# SOURCE MATERIAL start

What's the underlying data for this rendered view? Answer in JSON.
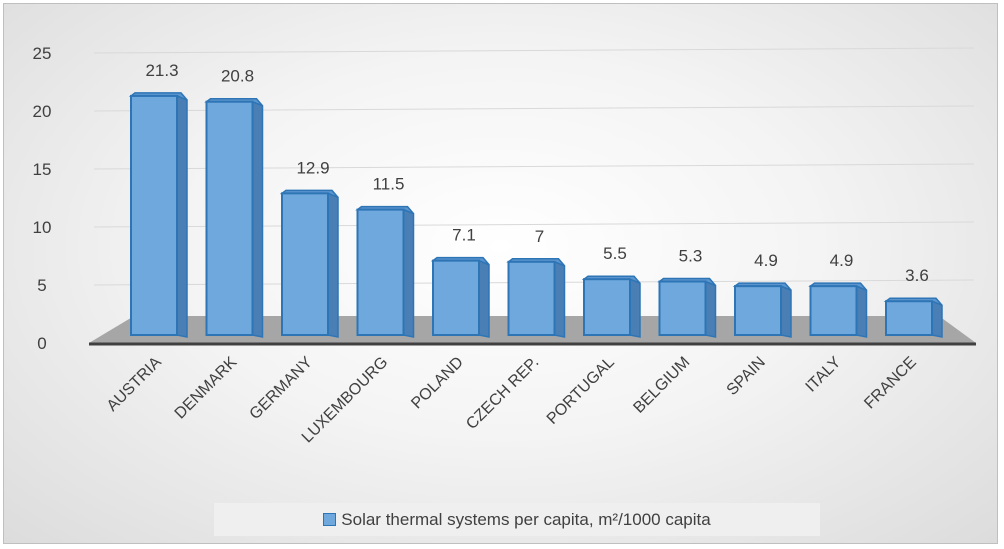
{
  "chart_data": {
    "type": "bar",
    "categories": [
      "AUSTRIA",
      "DENMARK",
      "GERMANY",
      "LUXEMBOURG",
      "POLAND",
      "CZECH REP.",
      "PORTUGAL",
      "BELGIUM",
      "SPAIN",
      "ITALY",
      "FRANCE"
    ],
    "series": [
      {
        "name": "Solar thermal systems per capita, m²/1000 capita",
        "values": [
          21.3,
          20.8,
          12.9,
          11.5,
          7.1,
          7,
          5.5,
          5.3,
          4.9,
          4.9,
          3.6
        ]
      }
    ],
    "data_labels": [
      "21.3",
      "20.8",
      "12.9",
      "11.5",
      "7.1",
      "7",
      "5.5",
      "5.3",
      "4.9",
      "4.9",
      "3.6"
    ],
    "y_ticks": [
      "0",
      "5",
      "10",
      "15",
      "20",
      "25"
    ],
    "ylim": [
      0,
      25
    ],
    "title": "",
    "xlabel": "",
    "ylabel": "",
    "legend_position": "bottom",
    "grid": true,
    "colors": {
      "bar_front": "#6fa8dc",
      "bar_edge": "#2e75b6",
      "bar_side": "#4a7fb5",
      "floor": "#a6a6a6",
      "axis": "#404040"
    }
  }
}
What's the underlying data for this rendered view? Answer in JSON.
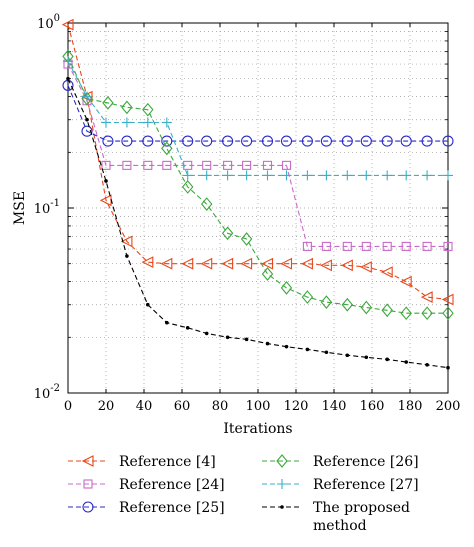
{
  "chart_data": {
    "type": "line",
    "xlabel": "Iterations",
    "ylabel": "MSE",
    "xlim": [
      0,
      200
    ],
    "ylim": [
      0.01,
      1
    ],
    "yscale": "log",
    "grid": true,
    "legend_position": "bottom",
    "x_ticks": [
      "0",
      "20",
      "40",
      "60",
      "80",
      "100",
      "120",
      "140",
      "160",
      "180",
      "200"
    ],
    "y_ticks": [
      {
        "value": 1,
        "base": "10",
        "exp": "0"
      },
      {
        "value": 0.1,
        "base": "10",
        "exp": "-1"
      },
      {
        "value": 0.01,
        "base": "10",
        "exp": "-2"
      }
    ],
    "series": [
      {
        "name": "Reference [4]",
        "color": "#e8481c",
        "marker": "triangle-left",
        "x": [
          0,
          10,
          20,
          31,
          42,
          52,
          63,
          73,
          84,
          94,
          105,
          115,
          126,
          136,
          147,
          157,
          168,
          178,
          189,
          200
        ],
        "y": [
          0.98,
          0.4,
          0.11,
          0.066,
          0.051,
          0.05,
          0.05,
          0.05,
          0.05,
          0.05,
          0.05,
          0.05,
          0.05,
          0.049,
          0.049,
          0.048,
          0.045,
          0.04,
          0.033,
          0.032
        ]
      },
      {
        "name": "Reference [24]",
        "color": "#c86ac8",
        "marker": "square",
        "x": [
          0,
          10,
          20,
          31,
          42,
          52,
          63,
          73,
          84,
          94,
          105,
          115,
          126,
          136,
          147,
          157,
          168,
          178,
          189,
          200
        ],
        "y": [
          0.6,
          0.38,
          0.17,
          0.17,
          0.17,
          0.17,
          0.17,
          0.17,
          0.17,
          0.17,
          0.17,
          0.17,
          0.062,
          0.062,
          0.062,
          0.062,
          0.062,
          0.062,
          0.062,
          0.062
        ]
      },
      {
        "name": "Reference [25]",
        "color": "#2a2ac8",
        "marker": "circle",
        "x": [
          0,
          10,
          21,
          31,
          42,
          52,
          63,
          73,
          84,
          94,
          105,
          115,
          126,
          136,
          147,
          157,
          168,
          178,
          189,
          200
        ],
        "y": [
          0.46,
          0.26,
          0.23,
          0.23,
          0.23,
          0.23,
          0.23,
          0.23,
          0.23,
          0.23,
          0.23,
          0.23,
          0.23,
          0.23,
          0.23,
          0.23,
          0.23,
          0.23,
          0.23,
          0.23
        ]
      },
      {
        "name": "Reference [26]",
        "color": "#3aa83a",
        "marker": "diamond",
        "x": [
          0,
          10,
          21,
          31,
          42,
          52,
          63,
          73,
          84,
          94,
          105,
          115,
          126,
          136,
          147,
          157,
          168,
          178,
          189,
          200
        ],
        "y": [
          0.66,
          0.39,
          0.37,
          0.35,
          0.34,
          0.21,
          0.13,
          0.105,
          0.073,
          0.068,
          0.044,
          0.037,
          0.033,
          0.031,
          0.03,
          0.029,
          0.028,
          0.027,
          0.027,
          0.027
        ]
      },
      {
        "name": "Reference [27]",
        "color": "#3ab0c8",
        "marker": "plus",
        "x": [
          0,
          10,
          20,
          31,
          42,
          52,
          63,
          73,
          84,
          94,
          105,
          115,
          126,
          136,
          147,
          157,
          168,
          178,
          189,
          200
        ],
        "y": [
          0.62,
          0.4,
          0.29,
          0.29,
          0.29,
          0.29,
          0.15,
          0.15,
          0.15,
          0.15,
          0.15,
          0.15,
          0.15,
          0.15,
          0.15,
          0.15,
          0.15,
          0.15,
          0.15,
          0.15
        ]
      },
      {
        "name": "The proposed method",
        "color": "#000000",
        "marker": "dot",
        "x": [
          0,
          10,
          20,
          31,
          42,
          52,
          63,
          73,
          84,
          94,
          105,
          115,
          126,
          136,
          147,
          157,
          168,
          178,
          189,
          200
        ],
        "y": [
          0.5,
          0.3,
          0.14,
          0.055,
          0.03,
          0.024,
          0.0225,
          0.021,
          0.02,
          0.0195,
          0.0185,
          0.0178,
          0.0172,
          0.0166,
          0.016,
          0.0156,
          0.0152,
          0.0147,
          0.0142,
          0.0137
        ]
      }
    ],
    "legend": [
      {
        "line1": "Reference [4]",
        "line2": ""
      },
      {
        "line1": "Reference [24]",
        "line2": ""
      },
      {
        "line1": "Reference [25]",
        "line2": ""
      },
      {
        "line1": "Reference [26]",
        "line2": ""
      },
      {
        "line1": "Reference [27]",
        "line2": ""
      },
      {
        "line1": "The proposed",
        "line2": "method"
      }
    ]
  }
}
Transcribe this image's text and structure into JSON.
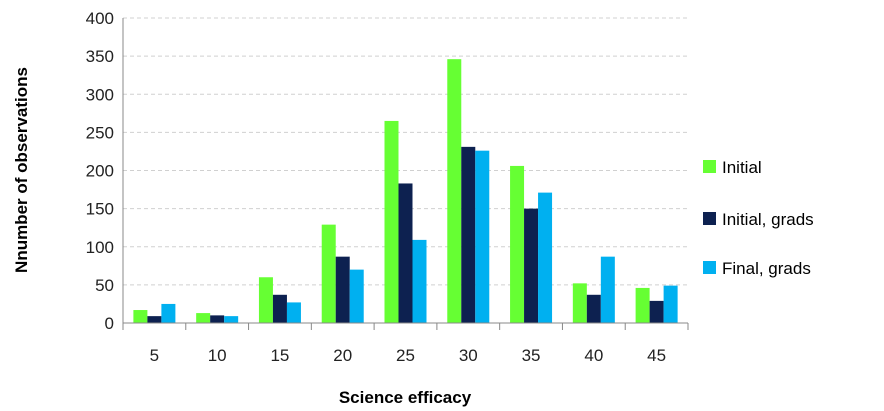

# SOURCE MATERIAL end

* _TASK_:
Repeat each entry exactly as given; no pictures belong in the copy.

* _ANSWER TO THIS EXERCISE_:
What's the underlying data for this rendered view? Answer in JSON.
{
  "chart_data": {
    "type": "bar",
    "categories": [
      "AUSTRIA",
      "DENMARK",
      "GERMANY",
      "LUXEMBOURG",
      "POLAND",
      "CZECH REP.",
      "PORTUGAL",
      "BELGIUM",
      "SPAIN",
      "ITALY",
      "FRANCE"
    ],
    "series": [
      {
        "name": "Solar thermal systems per capita, m²/1000 capita",
        "values": [
          21.3,
          20.8,
          12.9,
          11.5,
          7.1,
          7,
          5.5,
          5.3,
          4.9,
          4.9,
          3.6
        ]
      }
    ],
    "data_labels": [
      "21.3",
      "20.8",
      "12.9",
      "11.5",
      "7.1",
      "7",
      "5.5",
      "5.3",
      "4.9",
      "4.9",
      "3.6"
    ],
    "y_ticks": [
      "0",
      "5",
      "10",
      "15",
      "20",
      "25"
    ],
    "ylim": [
      0,
      25
    ],
    "title": "",
    "xlabel": "",
    "ylabel": "",
    "legend_position": "bottom",
    "grid": true,
    "colors": {
      "bar_front": "#6fa8dc",
      "bar_edge": "#2e75b6",
      "bar_side": "#4a7fb5",
      "floor": "#a6a6a6",
      "axis": "#404040"
    }
  }
}
What's the underlying data for this rendered view? Answer in JSON.
{
  "chart_data": {
    "type": "line",
    "xlabel": "Iterations",
    "ylabel": "MSE",
    "xlim": [
      0,
      200
    ],
    "ylim": [
      0.01,
      1
    ],
    "yscale": "log",
    "grid": true,
    "legend_position": "bottom",
    "x_ticks": [
      "0",
      "20",
      "40",
      "60",
      "80",
      "100",
      "120",
      "140",
      "160",
      "180",
      "200"
    ],
    "y_ticks": [
      {
        "value": 1,
        "base": "10",
        "exp": "0"
      },
      {
        "value": 0.1,
        "base": "10",
        "exp": "-1"
      },
      {
        "value": 0.01,
        "base": "10",
        "exp": "-2"
      }
    ],
    "series": [
      {
        "name": "Reference [4]",
        "color": "#e8481c",
        "marker": "triangle-left",
        "x": [
          0,
          10,
          20,
          31,
          42,
          52,
          63,
          73,
          84,
          94,
          105,
          115,
          126,
          136,
          147,
          157,
          168,
          178,
          189,
          200
        ],
        "y": [
          0.98,
          0.4,
          0.11,
          0.066,
          0.051,
          0.05,
          0.05,
          0.05,
          0.05,
          0.05,
          0.05,
          0.05,
          0.05,
          0.049,
          0.049,
          0.048,
          0.045,
          0.04,
          0.033,
          0.032
        ]
      },
      {
        "name": "Reference [24]",
        "color": "#c86ac8",
        "marker": "square",
        "x": [
          0,
          10,
          20,
          31,
          42,
          52,
          63,
          73,
          84,
          94,
          105,
          115,
          126,
          136,
          147,
          157,
          168,
          178,
          189,
          200
        ],
        "y": [
          0.6,
          0.38,
          0.17,
          0.17,
          0.17,
          0.17,
          0.17,
          0.17,
          0.17,
          0.17,
          0.17,
          0.17,
          0.062,
          0.062,
          0.062,
          0.062,
          0.062,
          0.062,
          0.062,
          0.062
        ]
      },
      {
        "name": "Reference [25]",
        "color": "#2a2ac8",
        "marker": "circle",
        "x": [
          0,
          10,
          21,
          31,
          42,
          52,
          63,
          73,
          84,
          94,
          105,
          115,
          126,
          136,
          147,
          157,
          168,
          178,
          189,
          200
        ],
        "y": [
          0.46,
          0.26,
          0.23,
          0.23,
          0.23,
          0.23,
          0.23,
          0.23,
          0.23,
          0.23,
          0.23,
          0.23,
          0.23,
          0.23,
          0.23,
          0.23,
          0.23,
          0.23,
          0.23,
          0.23
        ]
      },
      {
        "name": "Reference [26]",
        "color": "#3aa83a",
        "marker": "diamond",
        "x": [
          0,
          10,
          21,
          31,
          42,
          52,
          63,
          73,
          84,
          94,
          105,
          115,
          126,
          136,
          147,
          157,
          168,
          178,
          189,
          200
        ],
        "y": [
          0.66,
          0.39,
          0.37,
          0.35,
          0.34,
          0.21,
          0.13,
          0.105,
          0.073,
          0.068,
          0.044,
          0.037,
          0.033,
          0.031,
          0.03,
          0.029,
          0.028,
          0.027,
          0.027,
          0.027
        ]
      },
      {
        "name": "Reference [27]",
        "color": "#3ab0c8",
        "marker": "plus",
        "x": [
          0,
          10,
          20,
          31,
          42,
          52,
          63,
          73,
          84,
          94,
          105,
          115,
          126,
          136,
          147,
          157,
          168,
          178,
          189,
          200
        ],
        "y": [
          0.62,
          0.4,
          0.29,
          0.29,
          0.29,
          0.29,
          0.15,
          0.15,
          0.15,
          0.15,
          0.15,
          0.15,
          0.15,
          0.15,
          0.15,
          0.15,
          0.15,
          0.15,
          0.15,
          0.15
        ]
      },
      {
        "name": "The proposed method",
        "color": "#000000",
        "marker": "dot",
        "x": [
          0,
          10,
          20,
          31,
          42,
          52,
          63,
          73,
          84,
          94,
          105,
          115,
          126,
          136,
          147,
          157,
          168,
          178,
          189,
          200
        ],
        "y": [
          0.5,
          0.3,
          0.14,
          0.055,
          0.03,
          0.024,
          0.0225,
          0.021,
          0.02,
          0.0195,
          0.0185,
          0.0178,
          0.0172,
          0.0166,
          0.016,
          0.0156,
          0.0152,
          0.0147,
          0.0142,
          0.0137
        ]
      }
    ],
    "legend": [
      {
        "line1": "Reference [4]",
        "line2": ""
      },
      {
        "line1": "Reference [24]",
        "line2": ""
      },
      {
        "line1": "Reference [25]",
        "line2": ""
      },
      {
        "line1": "Reference [26]",
        "line2": ""
      },
      {
        "line1": "Reference [27]",
        "line2": ""
      },
      {
        "line1": "The proposed",
        "line2": "method"
      }
    ]
  }
}
Transcribe this image's text and structure into JSON.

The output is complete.